Dataset entries:
_____

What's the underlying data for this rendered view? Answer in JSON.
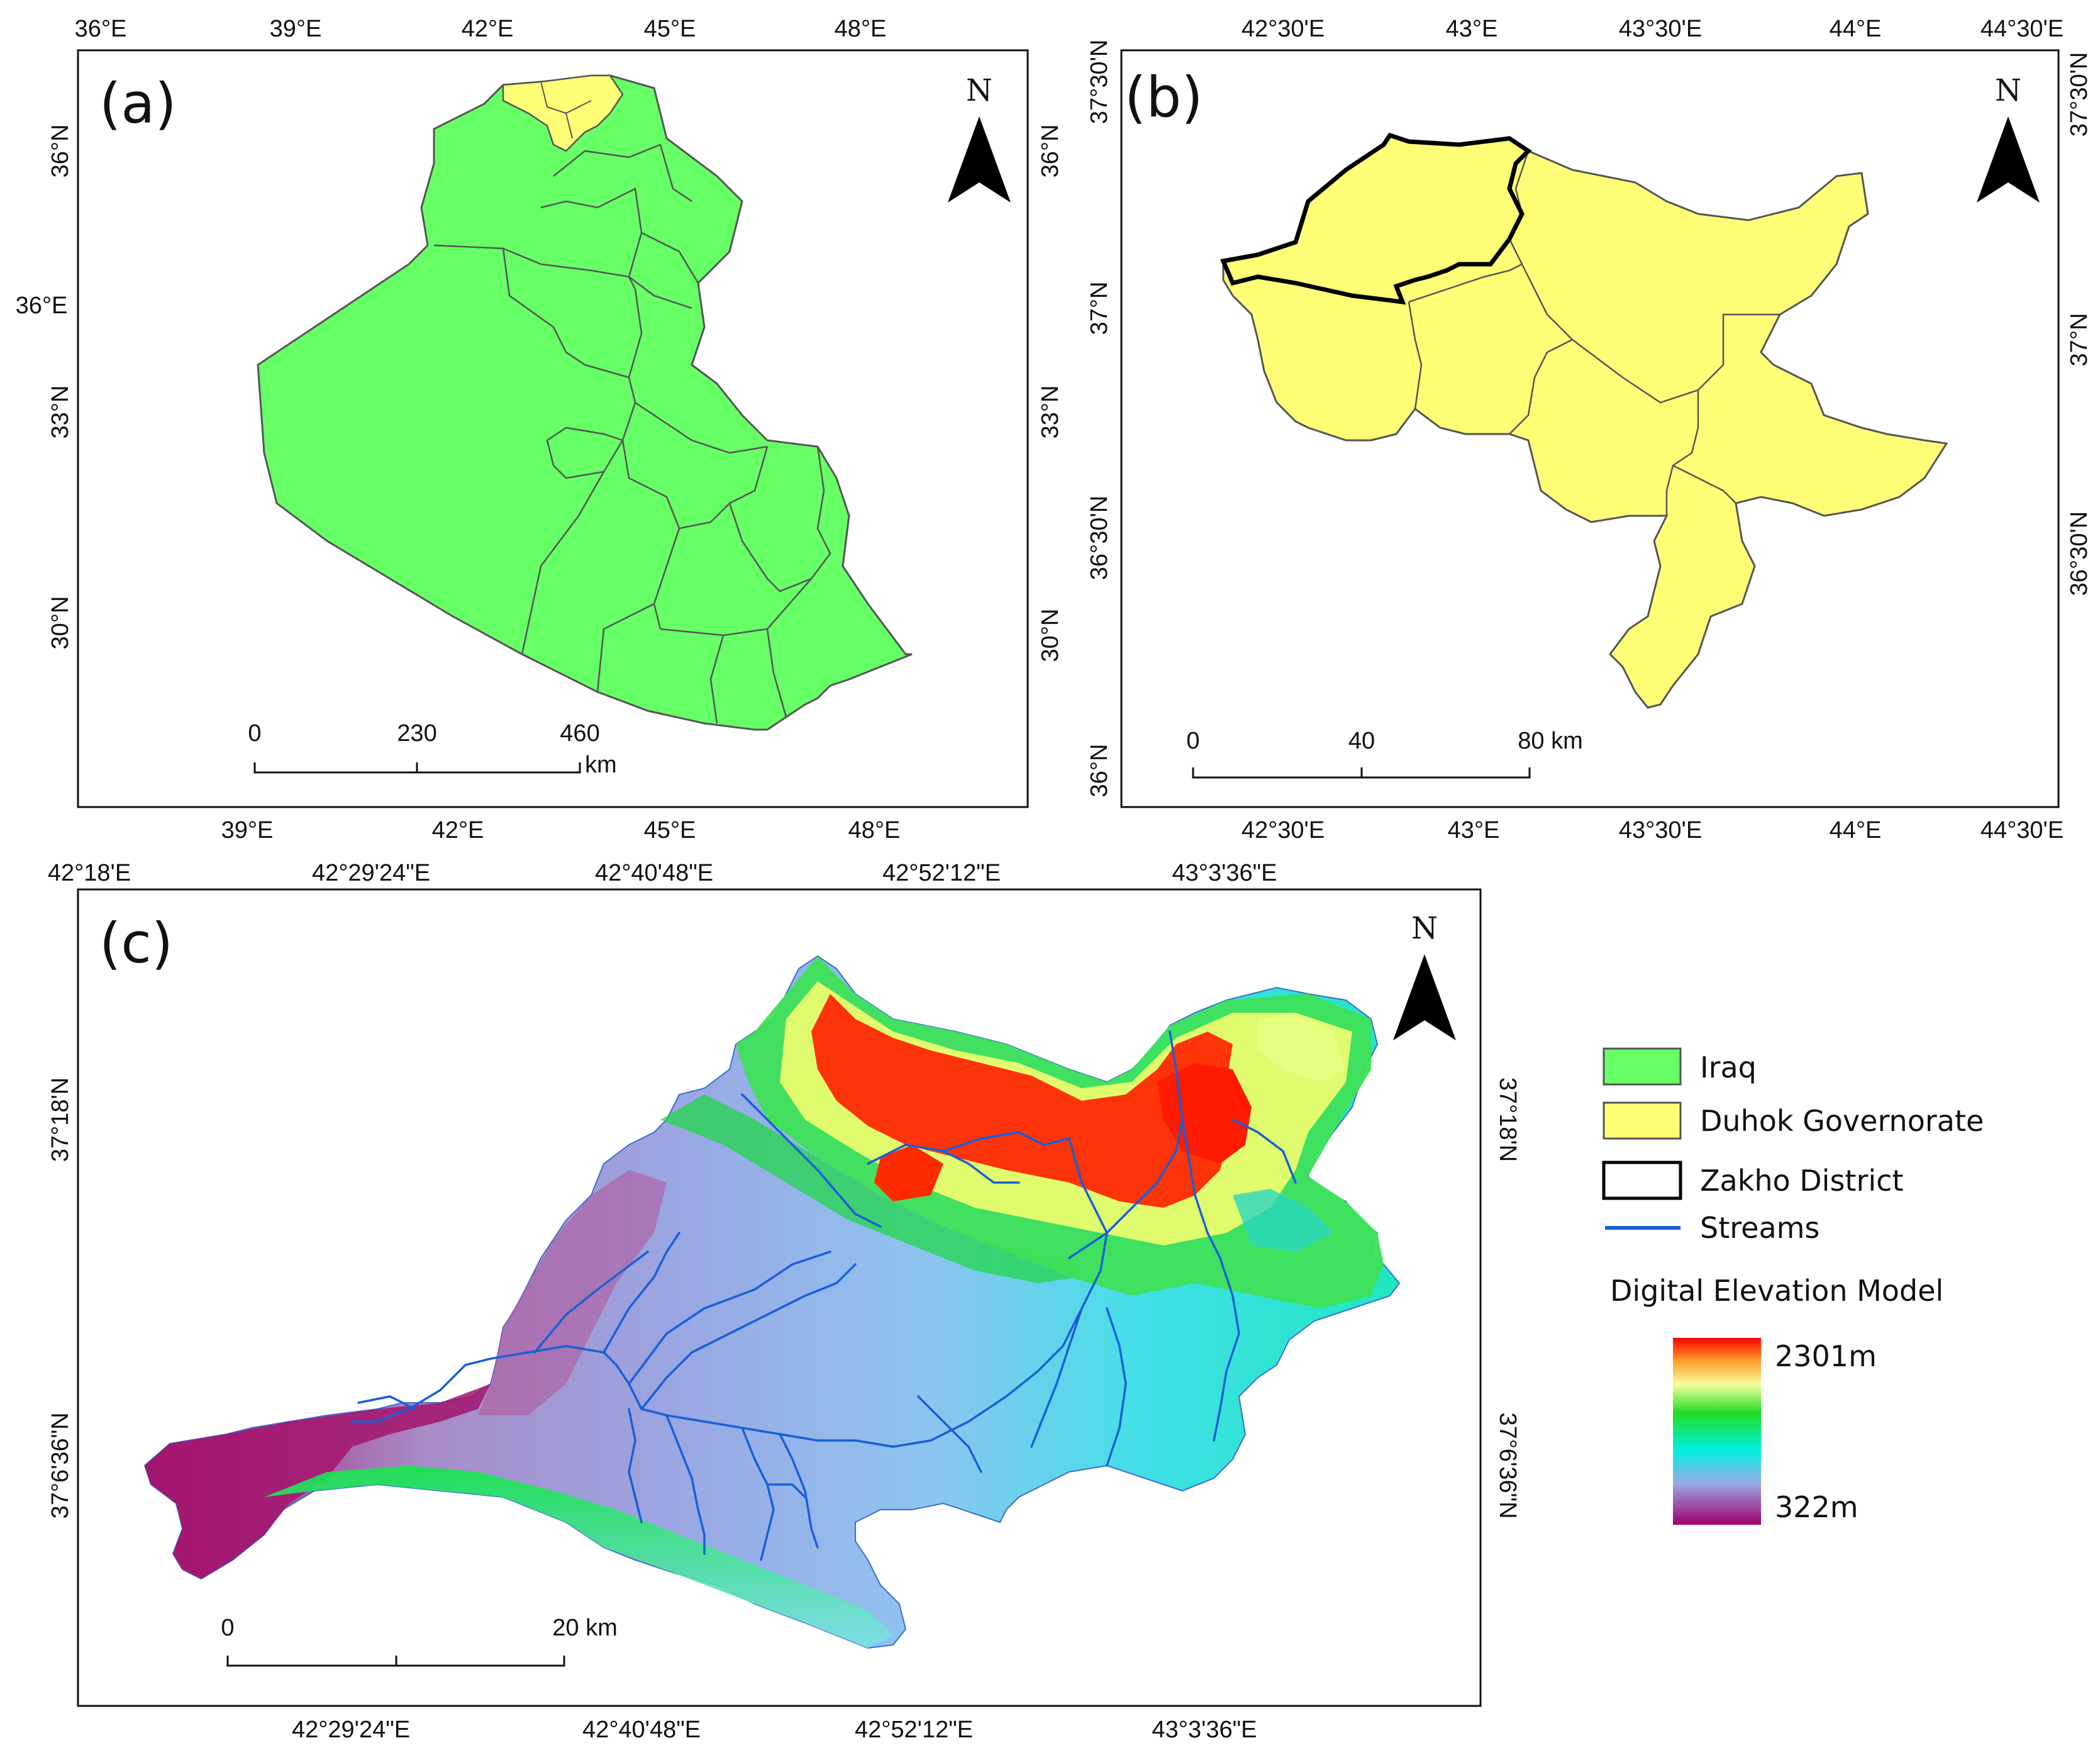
{
  "panels": [
    {
      "id": "a",
      "label": "(a)",
      "north": "N",
      "top_ticks": [
        "36°E",
        "39°E",
        "42°E",
        "45°E",
        "48°E"
      ],
      "bottom_ticks": [
        "39°E",
        "42°E",
        "45°E",
        "48°E"
      ],
      "left_ticks": [
        "36°N",
        "36°E",
        "33°N",
        "30°N"
      ],
      "right_ticks": [
        "36°N",
        "33°N",
        "30°N"
      ],
      "scale": {
        "labels": [
          "0",
          "230",
          "460"
        ],
        "unit": "km"
      }
    },
    {
      "id": "b",
      "label": "(b)",
      "north": "N",
      "top_ticks": [
        "42°30'E",
        "43°E",
        "43°30'E",
        "44°E",
        "44°30'E"
      ],
      "bottom_ticks": [
        "42°30'E",
        "43°E",
        "43°30'E",
        "44°E",
        "44°30'E"
      ],
      "left_ticks": [
        "37°30'N",
        "37°N",
        "36°30'N",
        "36°N"
      ],
      "right_ticks": [
        "37°30'N",
        "37°N",
        "36°30'N"
      ],
      "scale": {
        "labels": [
          "0",
          "40",
          "80 km"
        ],
        "unit": ""
      }
    },
    {
      "id": "c",
      "label": "(c)",
      "north": "N",
      "top_ticks": [
        "42°18'E",
        "42°29'24\"E",
        "42°40'48\"E",
        "42°52'12\"E",
        "43°3'36\"E"
      ],
      "bottom_ticks": [
        "42°29'24\"E",
        "42°40'48\"E",
        "42°52'12\"E",
        "43°3'36\"E"
      ],
      "left_ticks": [
        "37°18'N",
        "37°6'36\"N"
      ],
      "right_ticks": [
        "37°18'N",
        "37°6'36\"N"
      ],
      "scale": {
        "labels": [
          "0",
          "20 km"
        ],
        "unit": ""
      }
    }
  ],
  "legend": {
    "items": [
      {
        "label": "Iraq",
        "color": "#66ff66"
      },
      {
        "label": "Duhok Governorate",
        "color": "#ffff77"
      },
      {
        "label": "Zakho District",
        "color": "#ffffff"
      },
      {
        "label": "Streams",
        "color": "#1a5fd6"
      }
    ],
    "dem_title": "Digital Elevation Model",
    "dem_max": "2301m",
    "dem_min": "322m"
  },
  "colors": {
    "iraq": "#66ff66",
    "duhok": "#ffff77",
    "boundary": "#555555",
    "stream": "#1a5fd6"
  }
}
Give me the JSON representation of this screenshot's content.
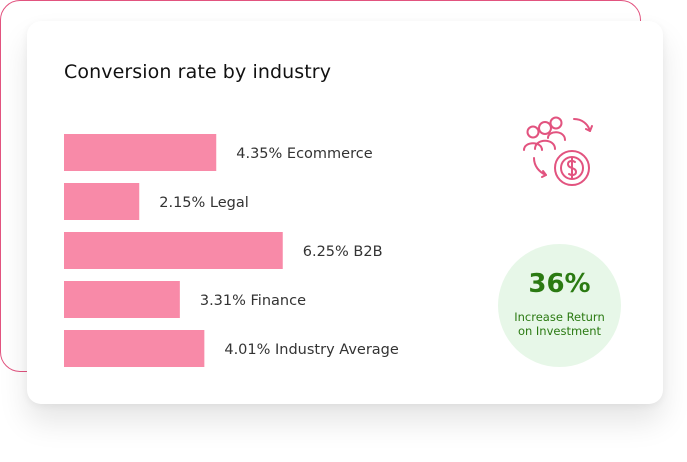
{
  "chart_data": {
    "type": "bar",
    "title": "Conversion rate by industry",
    "orientation": "horizontal",
    "categories": [
      "Ecommerce",
      "Legal",
      "B2B",
      "Finance",
      "Industry Average"
    ],
    "values": [
      4.35,
      2.15,
      6.25,
      3.31,
      4.01
    ],
    "labels": [
      "4.35% Ecommerce",
      "2.15% Legal",
      "6.25% B2B",
      "3.31% Finance",
      "4.01% Industry Average"
    ],
    "bar_color": "#f88aa8",
    "grid": false,
    "legend": false
  },
  "roi": {
    "value": "36%",
    "label": "Increase Return\non Investment",
    "badge_color": "#e7f7e8",
    "text_color": "#2b7a12"
  },
  "icon": {
    "name": "roi-users-dollar-cycle-icon",
    "color": "#e2537f"
  },
  "frame": {
    "accent_color": "#e2537f"
  }
}
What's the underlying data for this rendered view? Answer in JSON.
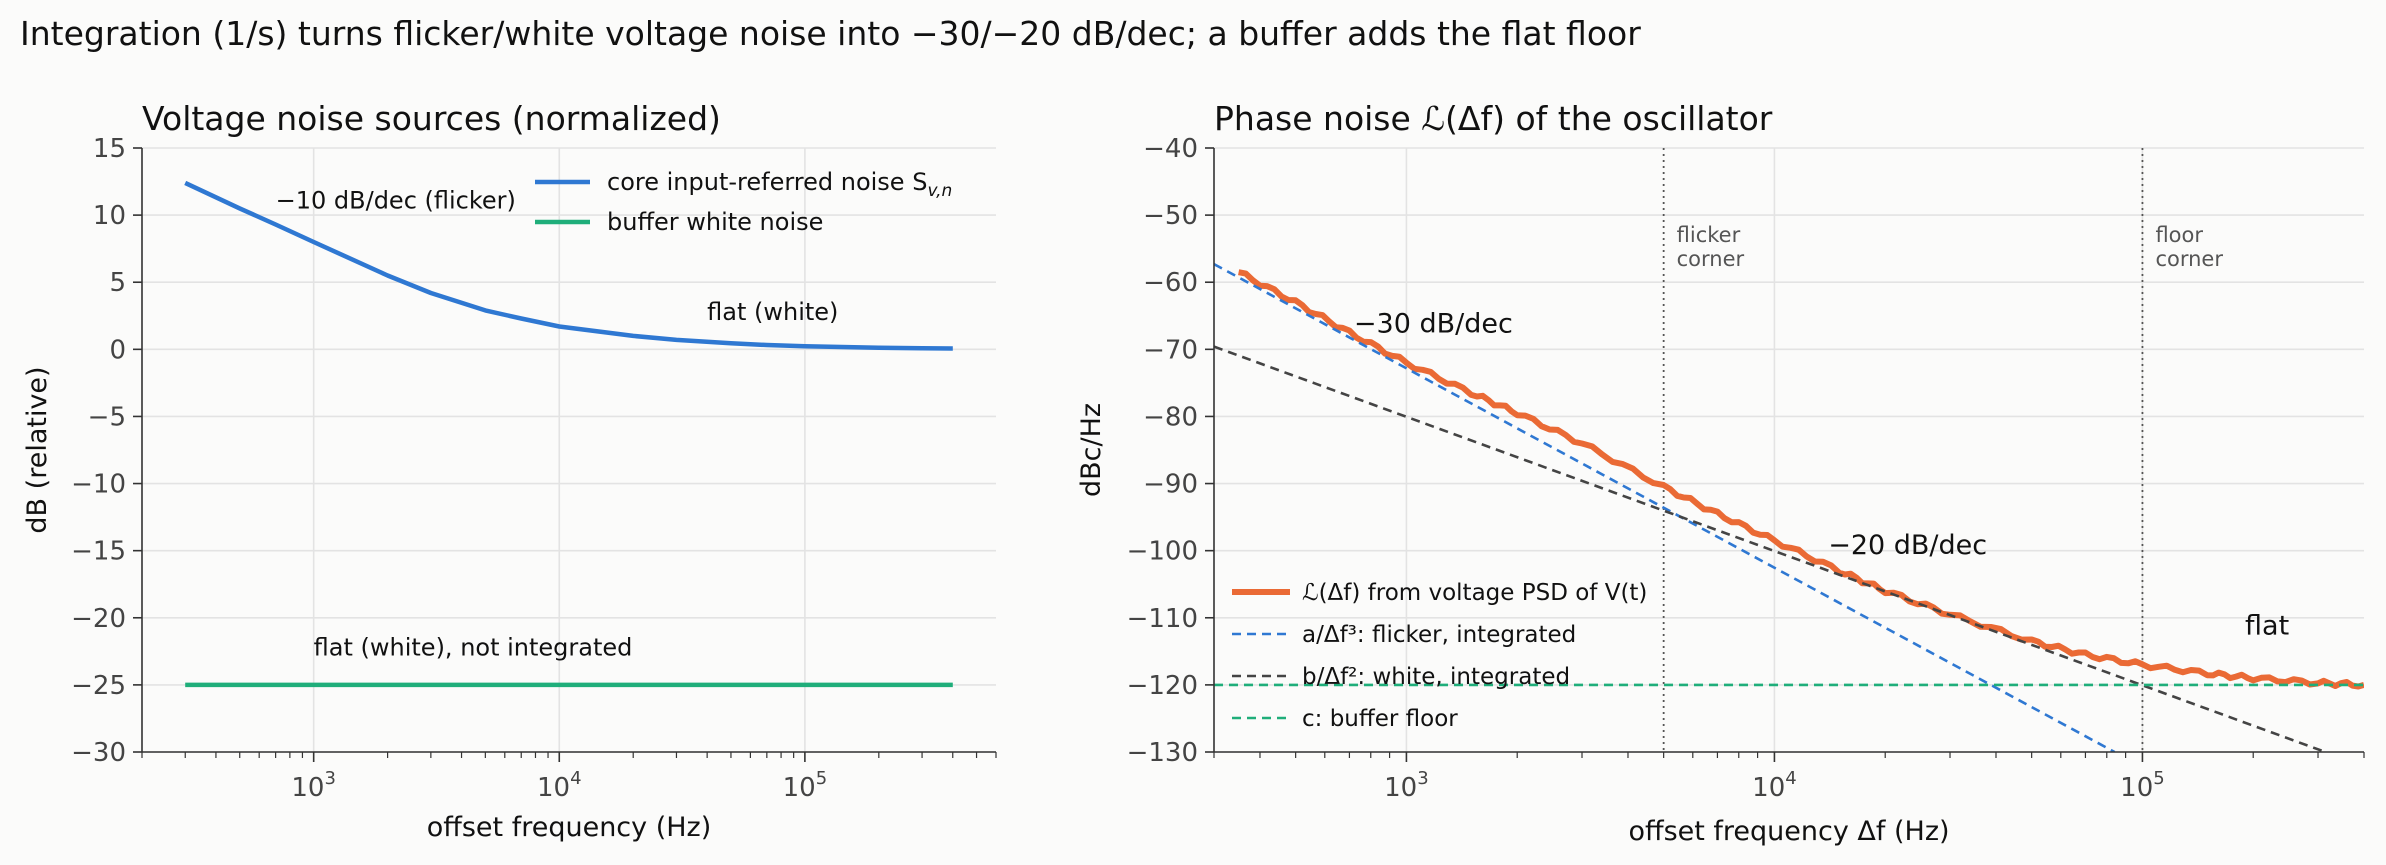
{
  "figure": {
    "suptitle": "Integration (1/s) turns flicker/white voltage noise into −30/−20 dB/dec; a buffer adds the flat floor"
  },
  "chart_data": [
    {
      "type": "line",
      "title": "Voltage noise sources (normalized)",
      "xlabel": "offset frequency (Hz)",
      "ylabel": "dB (relative)",
      "xscale": "log",
      "xlim": [
        200,
        600000
      ],
      "ylim": [
        -30,
        15
      ],
      "xticks": [
        {
          "value": 1000,
          "base": "10",
          "exp": "3"
        },
        {
          "value": 10000,
          "base": "10",
          "exp": "4"
        },
        {
          "value": 100000,
          "base": "10",
          "exp": "5"
        }
      ],
      "yticks": [
        15,
        10,
        5,
        0,
        -5,
        -10,
        -15,
        -20,
        -25,
        -30
      ],
      "ytick_labels": [
        "15",
        "10",
        "5",
        "0",
        "−5",
        "−10",
        "−15",
        "−20",
        "−25",
        "−30"
      ],
      "grid": true,
      "legend": "top-right",
      "series": [
        {
          "name": "core input-referred noise S",
          "name_sub": "v,n",
          "color": "#2f78d2",
          "x": [
            300,
            500,
            700,
            1000,
            2000,
            3000,
            5000,
            7000,
            10000,
            20000,
            30000,
            50000,
            70000,
            100000,
            200000,
            300000,
            400000
          ],
          "y": [
            12.4,
            10.5,
            9.3,
            8.0,
            5.5,
            4.2,
            2.9,
            2.3,
            1.7,
            1.0,
            0.7,
            0.45,
            0.32,
            0.23,
            0.12,
            0.08,
            0.06
          ]
        },
        {
          "name": "buffer white noise",
          "color": "#1fae7a",
          "x": [
            300,
            400000
          ],
          "y": [
            -25,
            -25
          ]
        }
      ],
      "annotations": [
        {
          "text": "−10 dB/dec (flicker)",
          "x": 700,
          "y": 10.5
        },
        {
          "text": "flat (white)",
          "x": 40000,
          "y": 2.2
        },
        {
          "text": "flat (white), not integrated",
          "x": 1000,
          "y": -22.8
        }
      ]
    },
    {
      "type": "line",
      "title": "Phase noise ℒ(Δf) of the oscillator",
      "xlabel": "offset frequency Δf (Hz)",
      "ylabel": "dBc/Hz",
      "xscale": "log",
      "xlim": [
        300,
        400000
      ],
      "ylim": [
        -130,
        -40
      ],
      "xticks": [
        {
          "value": 1000,
          "base": "10",
          "exp": "3"
        },
        {
          "value": 10000,
          "base": "10",
          "exp": "4"
        },
        {
          "value": 100000,
          "base": "10",
          "exp": "5"
        }
      ],
      "yticks": [
        -40,
        -50,
        -60,
        -70,
        -80,
        -90,
        -100,
        -110,
        -120,
        -130
      ],
      "ytick_labels": [
        "−40",
        "−50",
        "−60",
        "−70",
        "−80",
        "−90",
        "−100",
        "−110",
        "−120",
        "−130"
      ],
      "grid": true,
      "legend": "lower-left",
      "series": [
        {
          "name": "ℒ(Δf) from voltage PSD of V(t)",
          "color": "#ea6a35",
          "x": [
            350,
            500,
            700,
            1000,
            1500,
            2000,
            3000,
            5000,
            7000,
            10000,
            15000,
            20000,
            30000,
            50000,
            70000,
            100000,
            150000,
            200000,
            300000,
            400000
          ],
          "y": [
            -58.5,
            -63.0,
            -67.5,
            -72.0,
            -76.5,
            -79.5,
            -84.0,
            -90.5,
            -94.5,
            -98.5,
            -103.0,
            -106.0,
            -109.5,
            -113.5,
            -115.5,
            -117.0,
            -118.3,
            -119.0,
            -119.7,
            -120.0
          ]
        },
        {
          "name": "a/Δf³: flicker, integrated",
          "color": "#2f78d2",
          "dash": true,
          "x": [
            300,
            84000
          ],
          "y": [
            -57.3,
            -130
          ]
        },
        {
          "name": "b/Δf²: white, integrated",
          "color": "#444444",
          "dash": true,
          "x": [
            300,
            400000
          ],
          "y": [
            -69.6,
            -132.1
          ]
        },
        {
          "name": "c: buffer floor",
          "color": "#1fae7a",
          "dash": true,
          "x": [
            300,
            400000
          ],
          "y": [
            -120,
            -120
          ]
        }
      ],
      "vlines": [
        {
          "x": 5000,
          "label_1": "flicker",
          "label_2": "corner"
        },
        {
          "x": 100000,
          "label_1": "floor",
          "label_2": "corner"
        }
      ],
      "annotations": [
        {
          "text": "−30 dB/dec",
          "x": 720,
          "y": -67.5
        },
        {
          "text": "−20 dB/dec",
          "x": 14000,
          "y": -100.5
        },
        {
          "text": "flat",
          "x": 190000,
          "y": -112.5
        }
      ]
    }
  ]
}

_____

• What is asked: Lines containing the word "icon" are to be tallied; report only the total.

• Answer: 2